● **EXERCISE TASK**
Count how many lines of the data include "Invalid". The answer is that number and nothing else.

● **SOURCE DATA**
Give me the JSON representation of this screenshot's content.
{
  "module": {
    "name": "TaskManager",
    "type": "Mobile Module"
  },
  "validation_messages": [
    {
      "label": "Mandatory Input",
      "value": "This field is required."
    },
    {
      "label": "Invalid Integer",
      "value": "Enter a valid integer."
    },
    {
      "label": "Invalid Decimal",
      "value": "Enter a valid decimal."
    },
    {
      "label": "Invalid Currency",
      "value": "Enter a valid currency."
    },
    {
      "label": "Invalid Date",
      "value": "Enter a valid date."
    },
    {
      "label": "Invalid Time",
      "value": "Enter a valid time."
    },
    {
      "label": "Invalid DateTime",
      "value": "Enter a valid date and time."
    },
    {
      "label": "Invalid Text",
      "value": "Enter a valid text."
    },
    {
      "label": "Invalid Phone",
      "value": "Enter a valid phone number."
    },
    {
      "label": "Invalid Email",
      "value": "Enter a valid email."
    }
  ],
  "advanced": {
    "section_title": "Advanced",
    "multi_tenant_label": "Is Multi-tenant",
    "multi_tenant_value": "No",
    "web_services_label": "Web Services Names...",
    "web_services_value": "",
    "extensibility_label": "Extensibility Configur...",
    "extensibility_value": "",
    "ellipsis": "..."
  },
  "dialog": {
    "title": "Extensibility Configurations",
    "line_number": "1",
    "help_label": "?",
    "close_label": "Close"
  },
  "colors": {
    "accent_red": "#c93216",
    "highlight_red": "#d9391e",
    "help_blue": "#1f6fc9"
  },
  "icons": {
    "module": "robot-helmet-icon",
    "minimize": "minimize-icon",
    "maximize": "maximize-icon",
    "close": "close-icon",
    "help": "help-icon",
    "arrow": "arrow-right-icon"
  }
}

● **COMPLETE ANSWER**
9